> EXERCISE BRIEF
Copy all the material that follows, keeping every character the same.

• • •

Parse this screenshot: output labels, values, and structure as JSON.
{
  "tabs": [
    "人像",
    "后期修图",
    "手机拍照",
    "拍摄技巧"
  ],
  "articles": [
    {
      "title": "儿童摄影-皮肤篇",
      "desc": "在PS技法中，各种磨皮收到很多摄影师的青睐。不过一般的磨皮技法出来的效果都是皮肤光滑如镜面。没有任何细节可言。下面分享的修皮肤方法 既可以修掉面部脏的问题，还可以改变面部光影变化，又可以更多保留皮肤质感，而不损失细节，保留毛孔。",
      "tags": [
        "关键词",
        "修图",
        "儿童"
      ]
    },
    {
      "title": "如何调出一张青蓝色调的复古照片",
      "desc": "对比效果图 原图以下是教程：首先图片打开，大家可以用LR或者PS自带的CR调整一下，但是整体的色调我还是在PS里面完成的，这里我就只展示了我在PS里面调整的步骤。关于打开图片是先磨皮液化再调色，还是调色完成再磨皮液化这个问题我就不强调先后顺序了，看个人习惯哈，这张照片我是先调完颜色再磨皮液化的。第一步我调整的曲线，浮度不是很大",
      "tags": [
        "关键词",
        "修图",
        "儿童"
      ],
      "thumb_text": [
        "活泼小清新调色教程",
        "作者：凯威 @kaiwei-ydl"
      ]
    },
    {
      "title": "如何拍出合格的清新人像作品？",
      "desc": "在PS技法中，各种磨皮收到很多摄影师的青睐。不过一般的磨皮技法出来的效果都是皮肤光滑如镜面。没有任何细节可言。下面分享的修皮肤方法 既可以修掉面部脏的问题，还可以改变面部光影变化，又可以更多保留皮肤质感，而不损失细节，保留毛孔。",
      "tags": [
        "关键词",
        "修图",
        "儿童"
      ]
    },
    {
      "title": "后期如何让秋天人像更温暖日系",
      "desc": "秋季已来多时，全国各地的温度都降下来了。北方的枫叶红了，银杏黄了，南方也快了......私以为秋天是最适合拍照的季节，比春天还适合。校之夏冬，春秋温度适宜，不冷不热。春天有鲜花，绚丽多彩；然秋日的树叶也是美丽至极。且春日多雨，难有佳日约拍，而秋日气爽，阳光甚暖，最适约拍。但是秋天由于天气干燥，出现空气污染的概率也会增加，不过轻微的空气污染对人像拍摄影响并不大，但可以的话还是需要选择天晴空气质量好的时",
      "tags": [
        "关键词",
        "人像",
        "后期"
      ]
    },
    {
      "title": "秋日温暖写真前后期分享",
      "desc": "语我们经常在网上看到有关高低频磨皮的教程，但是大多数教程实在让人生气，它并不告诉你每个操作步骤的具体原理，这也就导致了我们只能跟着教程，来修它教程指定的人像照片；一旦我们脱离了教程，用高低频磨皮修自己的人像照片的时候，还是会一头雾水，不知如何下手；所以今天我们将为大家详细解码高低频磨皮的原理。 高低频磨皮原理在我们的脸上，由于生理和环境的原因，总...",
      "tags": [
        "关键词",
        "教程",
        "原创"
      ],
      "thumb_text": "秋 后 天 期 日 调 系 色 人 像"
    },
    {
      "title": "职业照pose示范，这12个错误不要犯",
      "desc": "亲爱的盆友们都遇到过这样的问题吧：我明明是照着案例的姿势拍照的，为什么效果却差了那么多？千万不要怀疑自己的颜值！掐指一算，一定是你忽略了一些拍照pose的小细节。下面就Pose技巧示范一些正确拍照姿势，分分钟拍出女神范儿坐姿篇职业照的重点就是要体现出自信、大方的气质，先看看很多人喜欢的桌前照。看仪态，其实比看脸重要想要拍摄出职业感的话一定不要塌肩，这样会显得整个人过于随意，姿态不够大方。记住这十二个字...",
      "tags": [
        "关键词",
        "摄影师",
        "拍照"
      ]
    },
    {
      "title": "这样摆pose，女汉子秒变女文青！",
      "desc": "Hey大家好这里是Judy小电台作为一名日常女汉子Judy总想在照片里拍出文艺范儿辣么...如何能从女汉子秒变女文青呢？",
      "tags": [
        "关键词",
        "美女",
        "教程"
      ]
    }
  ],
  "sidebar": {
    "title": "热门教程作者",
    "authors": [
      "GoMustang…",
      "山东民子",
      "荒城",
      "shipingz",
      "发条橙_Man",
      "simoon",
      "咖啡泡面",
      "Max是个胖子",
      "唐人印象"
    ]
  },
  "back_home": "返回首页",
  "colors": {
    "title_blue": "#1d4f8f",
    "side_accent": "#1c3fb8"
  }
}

• • •

> CORRECT RESULT
Parse this screenshot: output labels, values, and structure as JSON.
{
  "tabs": [
    "人像",
    "后期修图",
    "手机拍照",
    "拍摄技巧"
  ],
  "articles": [
    {
      "title": "儿童摄影-皮肤篇",
      "desc": "在PS技法中，各种磨皮收到很多摄影师的青睐。不过一般的磨皮技法出来的效果都是皮肤光滑如镜面。没有任何细节可言。下面分享的修皮肤方法 既可以修掉面部脏的问题，还可以改变面部光影变化，又可以更多保留皮肤质感，而不损失细节，保留毛孔。",
      "tags": [
        "关键词",
        "修图",
        "儿童"
      ]
    },
    {
      "title": "如何调出一张青蓝色调的复古照片",
      "desc": "对比效果图 原图以下是教程：首先图片打开，大家可以用LR或者PS自带的CR调整一下，但是整体的色调我还是在PS里面完成的，这里我就只展示了我在PS里面调整的步骤。关于打开图片是先磨皮液化再调色，还是调色完成再磨皮液化这个问题我就不强调先后顺序了，看个人习惯哈，这张照片我是先调完颜色再磨皮液化的。第一步我调整的曲线，浮度不是很大",
      "tags": [
        "关键词",
        "修图",
        "儿童"
      ],
      "thumb_text": [
        "活泼小清新调色教程",
        "作者：凯威 @kaiwei-ydl"
      ]
    },
    {
      "title": "如何拍出合格的清新人像作品？",
      "desc": "在PS技法中，各种磨皮收到很多摄影师的青睐。不过一般的磨皮技法出来的效果都是皮肤光滑如镜面。没有任何细节可言。下面分享的修皮肤方法 既可以修掉面部脏的问题，还可以改变面部光影变化，又可以更多保留皮肤质感，而不损失细节，保留毛孔。",
      "tags": [
        "关键词",
        "修图",
        "儿童"
      ]
    },
    {
      "title": "后期如何让秋天人像更温暖日系",
      "desc": "秋季已来多时，全国各地的温度都降下来了。北方的枫叶红了，银杏黄了，南方也快了......私以为秋天是最适合拍照的季节，比春天还适合。校之夏冬，春秋温度适宜，不冷不热。春天有鲜花，绚丽多彩；然秋日的树叶也是美丽至极。且春日多雨，难有佳日约拍，而秋日气爽，阳光甚暖，最适约拍。但是秋天由于天气干燥，出现空气污染的概率也会增加，不过轻微的空气污染对人像拍摄影响并不大，但可以的话还是需要选择天晴空气质量好的时",
      "tags": [
        "关键词",
        "人像",
        "后期"
      ]
    },
    {
      "title": "秋日温暖写真前后期分享",
      "desc": "语我们经常在网上看到有关高低频磨皮的教程，但是大多数教程实在让人生气，它并不告诉你每个操作步骤的具体原理，这也就导致了我们只能跟着教程，来修它教程指定的人像照片；一旦我们脱离了教程，用高低频磨皮修自己的人像照片的时候，还是会一头雾水，不知如何下手；所以今天我们将为大家详细解码高低频磨皮的原理。 高低频磨皮原理在我们的脸上，由于生理和环境的原因，总...",
      "tags": [
        "关键词",
        "教程",
        "原创"
      ],
      "thumb_text": "秋 后 天 期 日 调 系 色 人 像"
    },
    {
      "title": "职业照pose示范，这12个错误不要犯",
      "desc": "亲爱的盆友们都遇到过这样的问题吧：我明明是照着案例的姿势拍照的，为什么效果却差了那么多？千万不要怀疑自己的颜值！掐指一算，一定是你忽略了一些拍照pose的小细节。下面就Pose技巧示范一些正确拍照姿势，分分钟拍出女神范儿坐姿篇职业照的重点就是要体现出自信、大方的气质，先看看很多人喜欢的桌前照。看仪态，其实比看脸重要想要拍摄出职业感的话一定不要塌肩，这样会显得整个人过于随意，姿态不够大方。记住这十二个字...",
      "tags": [
        "关键词",
        "摄影师",
        "拍照"
      ]
    },
    {
      "title": "这样摆pose，女汉子秒变女文青！",
      "desc": "Hey大家好这里是Judy小电台作为一名日常女汉子Judy总想在照片里拍出文艺范儿辣么...如何能从女汉子秒变女文青呢？",
      "tags": [
        "关键词",
        "美女",
        "教程"
      ]
    }
  ],
  "sidebar": {
    "title": "热门教程作者",
    "authors": [
      "GoMustang…",
      "山东民子",
      "荒城",
      "shipingz",
      "发条橙_Man",
      "simoon",
      "咖啡泡面",
      "Max是个胖子",
      "唐人印象"
    ]
  },
  "back_home": "返回首页",
  "colors": {
    "title_blue": "#1d4f8f",
    "side_accent": "#1c3fb8"
  }
}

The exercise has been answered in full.